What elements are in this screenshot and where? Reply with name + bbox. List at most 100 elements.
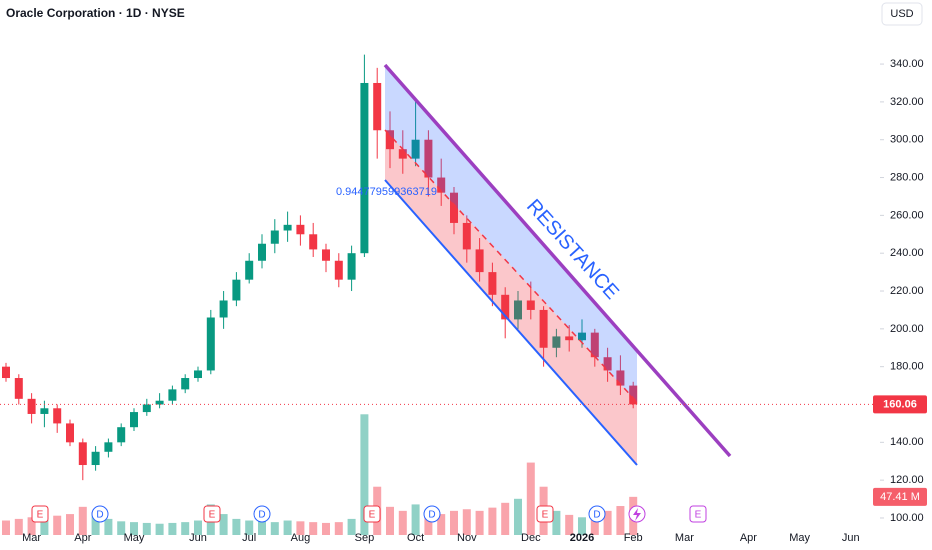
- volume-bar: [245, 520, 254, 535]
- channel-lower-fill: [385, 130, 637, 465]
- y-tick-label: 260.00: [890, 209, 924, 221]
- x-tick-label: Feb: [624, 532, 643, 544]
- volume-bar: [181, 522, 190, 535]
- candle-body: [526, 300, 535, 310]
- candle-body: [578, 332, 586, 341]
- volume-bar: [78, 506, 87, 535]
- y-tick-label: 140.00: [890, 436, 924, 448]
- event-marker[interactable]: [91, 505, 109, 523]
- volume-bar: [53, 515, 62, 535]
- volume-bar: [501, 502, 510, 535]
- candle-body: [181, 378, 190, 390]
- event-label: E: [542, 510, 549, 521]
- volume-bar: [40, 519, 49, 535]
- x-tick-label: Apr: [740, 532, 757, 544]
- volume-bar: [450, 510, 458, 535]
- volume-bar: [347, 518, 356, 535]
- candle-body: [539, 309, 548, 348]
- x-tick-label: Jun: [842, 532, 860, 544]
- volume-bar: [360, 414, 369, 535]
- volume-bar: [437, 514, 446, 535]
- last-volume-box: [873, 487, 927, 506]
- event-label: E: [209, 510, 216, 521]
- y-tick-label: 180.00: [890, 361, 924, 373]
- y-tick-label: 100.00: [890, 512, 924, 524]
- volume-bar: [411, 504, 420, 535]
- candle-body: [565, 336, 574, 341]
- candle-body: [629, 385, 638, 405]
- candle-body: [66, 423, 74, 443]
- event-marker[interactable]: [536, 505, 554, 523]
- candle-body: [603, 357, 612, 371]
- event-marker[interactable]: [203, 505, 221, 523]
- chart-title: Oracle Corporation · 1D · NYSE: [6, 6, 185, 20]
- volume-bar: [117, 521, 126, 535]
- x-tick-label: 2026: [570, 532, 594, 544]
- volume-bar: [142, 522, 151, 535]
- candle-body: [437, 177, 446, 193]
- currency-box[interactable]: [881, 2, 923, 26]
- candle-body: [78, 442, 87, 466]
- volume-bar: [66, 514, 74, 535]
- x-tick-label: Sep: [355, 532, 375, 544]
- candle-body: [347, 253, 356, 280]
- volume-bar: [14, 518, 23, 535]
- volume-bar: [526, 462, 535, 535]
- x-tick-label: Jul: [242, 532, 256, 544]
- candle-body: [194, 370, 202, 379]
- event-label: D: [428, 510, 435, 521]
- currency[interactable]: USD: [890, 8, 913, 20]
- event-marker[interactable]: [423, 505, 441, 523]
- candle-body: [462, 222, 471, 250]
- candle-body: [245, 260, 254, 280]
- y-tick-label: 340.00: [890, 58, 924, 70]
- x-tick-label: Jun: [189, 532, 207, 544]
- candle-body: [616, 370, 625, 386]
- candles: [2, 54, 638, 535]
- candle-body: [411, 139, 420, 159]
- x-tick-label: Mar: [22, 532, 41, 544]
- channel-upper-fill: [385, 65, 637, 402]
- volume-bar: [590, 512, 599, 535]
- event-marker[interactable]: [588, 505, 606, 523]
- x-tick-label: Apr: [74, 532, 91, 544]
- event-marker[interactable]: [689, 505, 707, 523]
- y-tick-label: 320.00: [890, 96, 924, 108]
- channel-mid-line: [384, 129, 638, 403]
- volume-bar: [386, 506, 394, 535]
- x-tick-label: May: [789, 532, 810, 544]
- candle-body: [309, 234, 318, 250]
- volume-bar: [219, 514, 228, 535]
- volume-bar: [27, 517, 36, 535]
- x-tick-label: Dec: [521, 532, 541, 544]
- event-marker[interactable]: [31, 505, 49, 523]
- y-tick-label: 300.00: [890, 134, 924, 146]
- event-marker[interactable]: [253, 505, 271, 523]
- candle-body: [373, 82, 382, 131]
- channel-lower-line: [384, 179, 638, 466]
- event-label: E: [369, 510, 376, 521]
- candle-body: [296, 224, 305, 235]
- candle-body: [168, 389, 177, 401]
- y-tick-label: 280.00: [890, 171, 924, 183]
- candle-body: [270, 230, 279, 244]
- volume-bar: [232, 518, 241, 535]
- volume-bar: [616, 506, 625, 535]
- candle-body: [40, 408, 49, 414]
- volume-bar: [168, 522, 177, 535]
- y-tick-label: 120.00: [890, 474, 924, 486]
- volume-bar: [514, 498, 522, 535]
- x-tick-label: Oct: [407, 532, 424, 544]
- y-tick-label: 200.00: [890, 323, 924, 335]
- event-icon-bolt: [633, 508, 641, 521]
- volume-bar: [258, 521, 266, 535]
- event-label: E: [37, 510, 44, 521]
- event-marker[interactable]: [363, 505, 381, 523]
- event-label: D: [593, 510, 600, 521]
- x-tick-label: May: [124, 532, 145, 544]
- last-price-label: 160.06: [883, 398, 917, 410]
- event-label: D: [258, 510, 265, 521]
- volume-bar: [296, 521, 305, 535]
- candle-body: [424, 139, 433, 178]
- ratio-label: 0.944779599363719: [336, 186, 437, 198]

────────────────

* [Given exercise] Reproduce, without any change, the part of the material above that opens with the line containing "- volume-bar: [245, 520, 254, 535]" and closes with the line containing "- event-marker[interactable]: [91, 505, 109, 523]", including both of those lines.

* [Expected answer]
- volume-bar: [245, 520, 254, 535]
- channel-lower-fill: [385, 130, 637, 465]
- y-tick-label: 260.00: [890, 209, 924, 221]
- x-tick-label: Feb: [624, 532, 643, 544]
- volume-bar: [181, 522, 190, 535]
- candle-body: [526, 300, 535, 310]
- candle-body: [578, 332, 586, 341]
- volume-bar: [78, 506, 87, 535]
- y-tick-label: 140.00: [890, 436, 924, 448]
- event-marker[interactable]: [91, 505, 109, 523]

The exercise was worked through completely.